Please write out the rows below exactly, from the one containing "panel-label-th0: TH0 <box>735 76 760 92</box>" up to and including the one containing "y-tick-label-th0123: 6000 <box>46".

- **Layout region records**

* Start *

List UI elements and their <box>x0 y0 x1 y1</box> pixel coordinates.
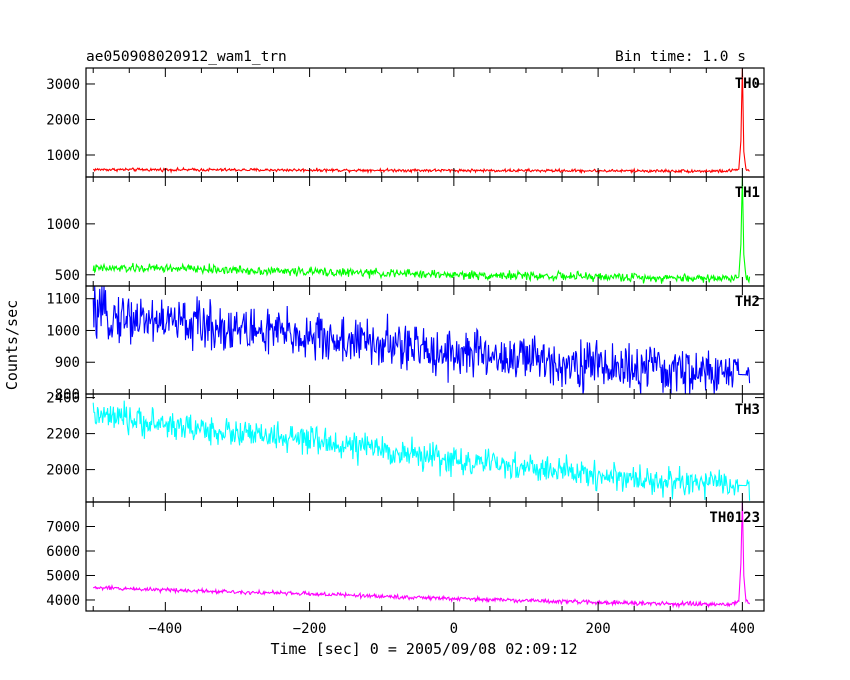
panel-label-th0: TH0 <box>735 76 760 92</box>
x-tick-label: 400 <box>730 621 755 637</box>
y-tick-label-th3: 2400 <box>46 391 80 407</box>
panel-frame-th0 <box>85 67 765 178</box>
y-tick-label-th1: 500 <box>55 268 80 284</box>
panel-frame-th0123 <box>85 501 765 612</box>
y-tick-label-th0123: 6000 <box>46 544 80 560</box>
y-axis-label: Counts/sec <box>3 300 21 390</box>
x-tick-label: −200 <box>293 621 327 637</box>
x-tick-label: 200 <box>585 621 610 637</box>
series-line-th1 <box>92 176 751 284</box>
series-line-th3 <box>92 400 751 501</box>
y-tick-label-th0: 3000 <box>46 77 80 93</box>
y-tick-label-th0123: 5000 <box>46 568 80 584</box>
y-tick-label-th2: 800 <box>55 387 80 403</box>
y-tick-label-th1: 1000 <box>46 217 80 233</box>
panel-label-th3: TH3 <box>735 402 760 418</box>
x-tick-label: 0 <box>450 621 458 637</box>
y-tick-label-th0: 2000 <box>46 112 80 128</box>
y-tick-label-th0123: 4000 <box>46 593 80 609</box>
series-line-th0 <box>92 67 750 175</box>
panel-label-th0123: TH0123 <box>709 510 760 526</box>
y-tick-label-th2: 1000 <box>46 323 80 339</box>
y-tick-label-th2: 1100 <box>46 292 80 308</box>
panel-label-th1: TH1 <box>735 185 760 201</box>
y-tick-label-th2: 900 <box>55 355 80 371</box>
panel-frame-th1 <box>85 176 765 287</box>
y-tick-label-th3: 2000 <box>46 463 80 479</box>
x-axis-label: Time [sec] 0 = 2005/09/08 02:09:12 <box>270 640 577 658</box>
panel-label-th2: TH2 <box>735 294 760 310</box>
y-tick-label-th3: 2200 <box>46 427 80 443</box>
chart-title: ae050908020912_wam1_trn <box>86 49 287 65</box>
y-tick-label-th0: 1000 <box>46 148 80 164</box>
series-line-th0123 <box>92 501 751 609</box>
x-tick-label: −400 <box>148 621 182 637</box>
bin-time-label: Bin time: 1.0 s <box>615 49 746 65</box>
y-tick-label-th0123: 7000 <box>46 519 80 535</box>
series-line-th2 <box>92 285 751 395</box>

* End *
* Start *

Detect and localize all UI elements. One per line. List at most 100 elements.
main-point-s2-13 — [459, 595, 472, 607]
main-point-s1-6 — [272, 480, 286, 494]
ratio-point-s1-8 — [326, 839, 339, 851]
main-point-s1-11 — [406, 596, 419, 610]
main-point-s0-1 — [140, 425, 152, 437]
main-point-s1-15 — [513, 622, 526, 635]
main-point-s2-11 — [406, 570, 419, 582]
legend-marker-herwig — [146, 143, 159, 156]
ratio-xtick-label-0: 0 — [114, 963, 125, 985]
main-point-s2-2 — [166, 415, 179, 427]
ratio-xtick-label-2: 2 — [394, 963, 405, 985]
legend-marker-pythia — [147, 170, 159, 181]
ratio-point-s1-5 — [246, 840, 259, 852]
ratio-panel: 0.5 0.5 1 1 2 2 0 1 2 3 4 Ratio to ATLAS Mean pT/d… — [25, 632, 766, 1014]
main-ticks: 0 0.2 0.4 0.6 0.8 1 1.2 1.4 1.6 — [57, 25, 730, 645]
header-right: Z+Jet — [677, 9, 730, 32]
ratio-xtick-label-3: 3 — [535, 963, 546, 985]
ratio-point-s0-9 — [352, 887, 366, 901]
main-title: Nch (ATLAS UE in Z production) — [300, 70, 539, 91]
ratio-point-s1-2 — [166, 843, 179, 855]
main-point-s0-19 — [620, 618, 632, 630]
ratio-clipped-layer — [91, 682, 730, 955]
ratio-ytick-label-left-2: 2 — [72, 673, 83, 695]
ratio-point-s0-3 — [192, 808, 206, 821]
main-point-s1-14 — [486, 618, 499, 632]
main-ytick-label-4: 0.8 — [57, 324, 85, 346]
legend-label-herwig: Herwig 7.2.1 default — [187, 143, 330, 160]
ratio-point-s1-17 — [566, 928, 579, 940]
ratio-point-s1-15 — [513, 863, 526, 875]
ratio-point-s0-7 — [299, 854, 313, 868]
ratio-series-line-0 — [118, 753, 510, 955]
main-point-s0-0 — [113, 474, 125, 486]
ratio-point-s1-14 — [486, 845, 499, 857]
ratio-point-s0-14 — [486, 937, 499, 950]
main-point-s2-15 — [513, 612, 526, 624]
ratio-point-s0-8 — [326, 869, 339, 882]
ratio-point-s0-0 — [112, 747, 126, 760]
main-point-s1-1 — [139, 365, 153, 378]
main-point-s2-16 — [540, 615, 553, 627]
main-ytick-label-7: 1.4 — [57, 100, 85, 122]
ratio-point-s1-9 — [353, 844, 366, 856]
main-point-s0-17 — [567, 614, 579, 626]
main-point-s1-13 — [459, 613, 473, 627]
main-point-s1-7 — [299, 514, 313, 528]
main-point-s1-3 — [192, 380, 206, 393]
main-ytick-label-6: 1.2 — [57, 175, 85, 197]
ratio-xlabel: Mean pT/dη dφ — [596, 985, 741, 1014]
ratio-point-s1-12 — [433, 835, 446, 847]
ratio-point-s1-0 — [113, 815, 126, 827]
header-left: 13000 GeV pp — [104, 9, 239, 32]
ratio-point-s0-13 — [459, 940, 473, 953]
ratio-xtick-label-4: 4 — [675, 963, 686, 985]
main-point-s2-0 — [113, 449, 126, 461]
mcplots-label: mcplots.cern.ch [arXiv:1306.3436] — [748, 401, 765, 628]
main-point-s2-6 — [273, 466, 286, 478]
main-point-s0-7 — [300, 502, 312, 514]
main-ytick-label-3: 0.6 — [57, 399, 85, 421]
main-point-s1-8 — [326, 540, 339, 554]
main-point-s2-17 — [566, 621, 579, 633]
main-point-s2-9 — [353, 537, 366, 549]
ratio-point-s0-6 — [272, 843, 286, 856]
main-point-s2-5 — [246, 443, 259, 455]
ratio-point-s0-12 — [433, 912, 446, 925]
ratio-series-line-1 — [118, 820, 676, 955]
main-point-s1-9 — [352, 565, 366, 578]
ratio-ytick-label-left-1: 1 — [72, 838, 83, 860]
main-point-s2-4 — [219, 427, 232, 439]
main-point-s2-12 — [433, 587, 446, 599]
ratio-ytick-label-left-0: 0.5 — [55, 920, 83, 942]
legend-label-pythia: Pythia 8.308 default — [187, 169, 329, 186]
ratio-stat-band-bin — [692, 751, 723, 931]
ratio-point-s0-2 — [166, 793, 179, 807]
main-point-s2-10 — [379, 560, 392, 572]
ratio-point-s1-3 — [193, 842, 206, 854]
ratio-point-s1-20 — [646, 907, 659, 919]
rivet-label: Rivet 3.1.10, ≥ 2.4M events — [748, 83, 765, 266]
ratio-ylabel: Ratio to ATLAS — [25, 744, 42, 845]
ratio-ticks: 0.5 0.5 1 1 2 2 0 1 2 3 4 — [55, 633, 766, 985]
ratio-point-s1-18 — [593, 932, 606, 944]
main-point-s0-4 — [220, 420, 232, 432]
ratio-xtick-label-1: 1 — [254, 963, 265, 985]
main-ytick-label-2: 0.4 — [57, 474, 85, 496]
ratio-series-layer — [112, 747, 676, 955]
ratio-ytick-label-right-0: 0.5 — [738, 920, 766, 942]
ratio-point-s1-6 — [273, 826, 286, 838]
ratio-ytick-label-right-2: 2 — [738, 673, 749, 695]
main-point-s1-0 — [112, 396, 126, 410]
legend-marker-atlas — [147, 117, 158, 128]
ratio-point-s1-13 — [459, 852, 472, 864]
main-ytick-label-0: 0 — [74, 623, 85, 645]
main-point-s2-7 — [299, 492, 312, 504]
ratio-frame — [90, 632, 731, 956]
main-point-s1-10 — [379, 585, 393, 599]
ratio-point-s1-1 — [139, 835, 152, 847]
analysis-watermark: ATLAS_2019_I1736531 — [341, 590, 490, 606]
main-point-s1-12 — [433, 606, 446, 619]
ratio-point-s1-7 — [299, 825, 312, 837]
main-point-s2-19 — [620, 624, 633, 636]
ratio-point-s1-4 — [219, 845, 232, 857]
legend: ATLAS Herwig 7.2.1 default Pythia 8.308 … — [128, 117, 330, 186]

* End *

- **Output**
panel-label-th0: TH0 <box>735 76 760 92</box>
x-tick-label: 400 <box>730 621 755 637</box>
y-tick-label-th3: 2400 <box>46 391 80 407</box>
panel-frame-th0 <box>85 67 765 178</box>
y-tick-label-th1: 500 <box>55 268 80 284</box>
panel-frame-th0123 <box>85 501 765 612</box>
y-tick-label-th0123: 6000 <box>46 544 80 560</box>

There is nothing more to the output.